## GIVEN TASK
Write out the data below in full. Keep it exact.

>>>>

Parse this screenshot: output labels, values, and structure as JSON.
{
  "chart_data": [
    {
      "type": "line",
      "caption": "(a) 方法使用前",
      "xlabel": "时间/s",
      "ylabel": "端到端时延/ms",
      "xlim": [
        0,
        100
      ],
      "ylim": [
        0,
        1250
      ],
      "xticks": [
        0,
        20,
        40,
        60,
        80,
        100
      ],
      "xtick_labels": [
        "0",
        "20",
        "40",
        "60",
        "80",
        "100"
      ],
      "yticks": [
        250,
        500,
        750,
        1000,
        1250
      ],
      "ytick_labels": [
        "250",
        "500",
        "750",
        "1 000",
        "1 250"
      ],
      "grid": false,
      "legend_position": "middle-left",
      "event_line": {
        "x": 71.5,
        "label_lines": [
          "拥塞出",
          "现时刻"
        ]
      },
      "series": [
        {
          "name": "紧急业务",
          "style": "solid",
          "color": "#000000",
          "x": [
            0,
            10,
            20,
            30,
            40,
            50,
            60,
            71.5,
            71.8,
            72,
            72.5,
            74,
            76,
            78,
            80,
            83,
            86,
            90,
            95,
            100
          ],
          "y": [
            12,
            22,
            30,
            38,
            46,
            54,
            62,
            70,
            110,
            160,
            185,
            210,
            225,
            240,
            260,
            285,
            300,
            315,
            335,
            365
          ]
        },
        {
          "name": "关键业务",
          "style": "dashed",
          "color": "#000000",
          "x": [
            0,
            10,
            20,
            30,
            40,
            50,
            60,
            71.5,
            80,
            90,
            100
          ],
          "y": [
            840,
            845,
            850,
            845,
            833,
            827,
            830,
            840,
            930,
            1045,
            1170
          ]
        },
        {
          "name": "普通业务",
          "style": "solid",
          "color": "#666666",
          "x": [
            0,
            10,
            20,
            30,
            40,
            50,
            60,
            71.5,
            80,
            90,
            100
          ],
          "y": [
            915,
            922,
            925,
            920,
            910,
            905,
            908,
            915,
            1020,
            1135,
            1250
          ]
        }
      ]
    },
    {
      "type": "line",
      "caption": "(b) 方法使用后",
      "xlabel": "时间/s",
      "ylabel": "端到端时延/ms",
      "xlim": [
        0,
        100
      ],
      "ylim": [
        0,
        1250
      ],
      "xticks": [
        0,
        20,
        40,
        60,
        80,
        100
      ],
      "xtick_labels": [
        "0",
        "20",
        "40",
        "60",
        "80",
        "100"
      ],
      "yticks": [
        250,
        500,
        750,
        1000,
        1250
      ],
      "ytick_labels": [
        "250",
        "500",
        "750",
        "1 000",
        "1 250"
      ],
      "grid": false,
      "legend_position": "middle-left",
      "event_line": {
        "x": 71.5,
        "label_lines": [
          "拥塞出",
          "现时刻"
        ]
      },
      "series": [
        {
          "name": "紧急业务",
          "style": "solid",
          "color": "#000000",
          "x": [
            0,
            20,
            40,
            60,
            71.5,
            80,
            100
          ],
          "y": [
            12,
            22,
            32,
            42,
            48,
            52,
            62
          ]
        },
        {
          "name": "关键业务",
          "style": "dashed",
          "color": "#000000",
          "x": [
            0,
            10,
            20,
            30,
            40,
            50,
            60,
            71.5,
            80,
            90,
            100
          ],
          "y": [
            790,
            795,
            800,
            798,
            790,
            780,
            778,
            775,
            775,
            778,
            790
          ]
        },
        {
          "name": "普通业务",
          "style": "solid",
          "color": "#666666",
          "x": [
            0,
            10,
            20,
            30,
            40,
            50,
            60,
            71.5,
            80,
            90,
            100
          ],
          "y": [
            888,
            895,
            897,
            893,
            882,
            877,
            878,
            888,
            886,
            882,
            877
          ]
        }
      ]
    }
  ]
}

<<<<

## TASK RESULT
Parse this screenshot: output labels, values, and structure as JSON.
{
  "chart_data": [
    {
      "type": "line",
      "caption": "(a) 方法使用前",
      "xlabel": "时间/s",
      "ylabel": "端到端时延/ms",
      "xlim": [
        0,
        100
      ],
      "ylim": [
        0,
        1250
      ],
      "xticks": [
        0,
        20,
        40,
        60,
        80,
        100
      ],
      "xtick_labels": [
        "0",
        "20",
        "40",
        "60",
        "80",
        "100"
      ],
      "yticks": [
        250,
        500,
        750,
        1000,
        1250
      ],
      "ytick_labels": [
        "250",
        "500",
        "750",
        "1 000",
        "1 250"
      ],
      "grid": false,
      "legend_position": "middle-left",
      "event_line": {
        "x": 71.5,
        "label_lines": [
          "拥塞出",
          "现时刻"
        ]
      },
      "series": [
        {
          "name": "紧急业务",
          "style": "solid",
          "color": "#000000",
          "x": [
            0,
            10,
            20,
            30,
            40,
            50,
            60,
            71.5,
            71.8,
            72,
            72.5,
            74,
            76,
            78,
            80,
            83,
            86,
            90,
            95,
            100
          ],
          "y": [
            12,
            22,
            30,
            38,
            46,
            54,
            62,
            70,
            110,
            160,
            185,
            210,
            225,
            240,
            260,
            285,
            300,
            315,
            335,
            365
          ]
        },
        {
          "name": "关键业务",
          "style": "dashed",
          "color": "#000000",
          "x": [
            0,
            10,
            20,
            30,
            40,
            50,
            60,
            71.5,
            80,
            90,
            100
          ],
          "y": [
            840,
            845,
            850,
            845,
            833,
            827,
            830,
            840,
            930,
            1045,
            1170
          ]
        },
        {
          "name": "普通业务",
          "style": "solid",
          "color": "#666666",
          "x": [
            0,
            10,
            20,
            30,
            40,
            50,
            60,
            71.5,
            80,
            90,
            100
          ],
          "y": [
            915,
            922,
            925,
            920,
            910,
            905,
            908,
            915,
            1020,
            1135,
            1250
          ]
        }
      ]
    },
    {
      "type": "line",
      "caption": "(b) 方法使用后",
      "xlabel": "时间/s",
      "ylabel": "端到端时延/ms",
      "xlim": [
        0,
        100
      ],
      "ylim": [
        0,
        1250
      ],
      "xticks": [
        0,
        20,
        40,
        60,
        80,
        100
      ],
      "xtick_labels": [
        "0",
        "20",
        "40",
        "60",
        "80",
        "100"
      ],
      "yticks": [
        250,
        500,
        750,
        1000,
        1250
      ],
      "ytick_labels": [
        "250",
        "500",
        "750",
        "1 000",
        "1 250"
      ],
      "grid": false,
      "legend_position": "middle-left",
      "event_line": {
        "x": 71.5,
        "label_lines": [
          "拥塞出",
          "现时刻"
        ]
      },
      "series": [
        {
          "name": "紧急业务",
          "style": "solid",
          "color": "#000000",
          "x": [
            0,
            20,
            40,
            60,
            71.5,
            80,
            100
          ],
          "y": [
            12,
            22,
            32,
            42,
            48,
            52,
            62
          ]
        },
        {
          "name": "关键业务",
          "style": "dashed",
          "color": "#000000",
          "x": [
            0,
            10,
            20,
            30,
            40,
            50,
            60,
            71.5,
            80,
            90,
            100
          ],
          "y": [
            790,
            795,
            800,
            798,
            790,
            780,
            778,
            775,
            775,
            778,
            790
          ]
        },
        {
          "name": "普通业务",
          "style": "solid",
          "color": "#666666",
          "x": [
            0,
            10,
            20,
            30,
            40,
            50,
            60,
            71.5,
            80,
            90,
            100
          ],
          "y": [
            888,
            895,
            897,
            893,
            882,
            877,
            878,
            888,
            886,
            882,
            877
          ]
        }
      ]
    }
  ]
}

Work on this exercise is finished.